(Collection entries)
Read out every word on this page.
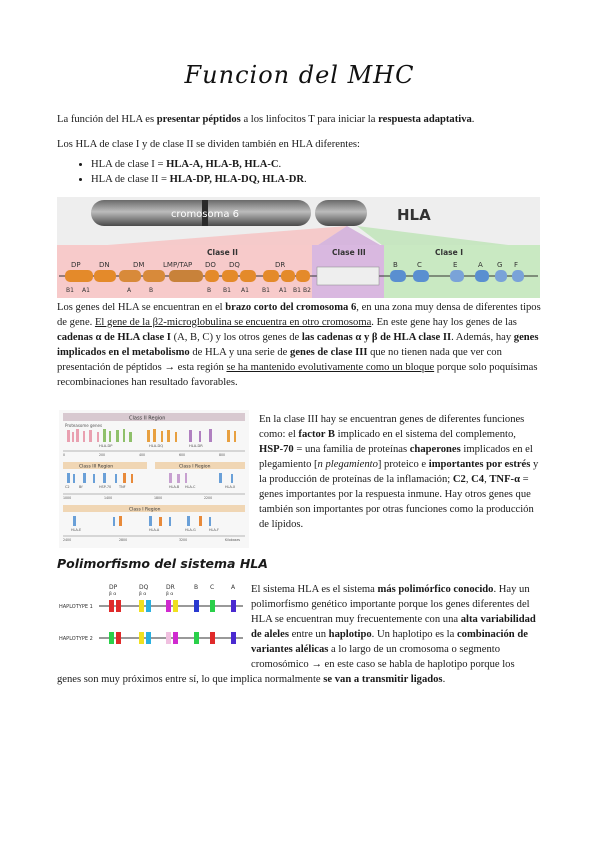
Funcion del MHC
La función del HLA es presentar péptidos a los linfocitos T para iniciar la respuesta adaptativa.
Los HLA de clase I y de clase II se dividen también en HLA diferentes:
• HLA de clase I = HLA-A, HLA-B, HLA-C.
• HLA de clase II = HLA-DP, HLA-DQ, HLA-DR.
cromosoma 6	HLA
Clase II	Clase III	Clase I
DP	DN	DM	LMP/TAP DO DQ	DR
B1 A1	A	B	B B1 A1 B1 A1 B1 B2
B	C	E	A G F
Los genes del HLA se encuentran en el brazo corto del cromosoma 6, en una zona muy densa de diferentes tipos de gene. El gene de la β2-microglobulina se encuentra en otro cromosoma. En este gene hay los genes de las cadenas α de HLA clase I (A, B, C) y los otros genes de las cadenas α y β de HLA clase II. Además, hay genes implicados en el metabolismo de HLA y una serie de genes de clase III que no tienen nada que ver con presentación de péptidos → esta región se ha mantenido evolutivamente como un bloque porque solo poquísimas recombinaciones han resultado favorables.
Class II Region
Proteasome genes
HLA-DP	HLA-DQ	HLA-DR
0	200	400	600	800
Class III Region	Class I Region
C2	Bf	HSP-70 TNF	HLA-B HLA-C	HLA-X
1000	1400	1800	2200
Class I Region
HLA-E	HLA-A	HLA-G	HLA-F
2400	2800	3200	Kilobases
En la clase III hay se encuentran genes de diferentes funciones como: el factor B implicado en el sistema del complemento, HSP-70 = una familia de proteínas chaperones implicados en el plegamiento [n plegamiento] proteico e importantes por estrés y la producción de proteínas de la inflamación; C2, C4, TNF-α = genes importantes por la respuesta inmune. Hay otros genes que también son importantes por otras funciones como la producción de lípidos.
Polimorfismo del sistema HLA
DP	DQ	DR	B C	A
β α	β α	β α
HAPLOTYPE 1
HAPLOTYPE 2
El sistema HLA es el sistema más polimórfico conocido. Hay un polimorfismo genético importante porque los genes diferentes del HLA se encuentran muy frecuentemente con una alta variabilidad de aleles entre un haplotipo. Un haplotipo es la combinación de variantes alélicas a lo largo de un cromosoma o segmento cromosómico → en este caso se habla de haplotipo porque los genes son muy próximos entre sí, lo que implica normalmente se van a transmitir ligados.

__TASK INSTRUCTIONS__:
Across the data above, count the lines that include the word "cromosoma", and respond with the number alone.

__WRITTEN RESPONSE__:
3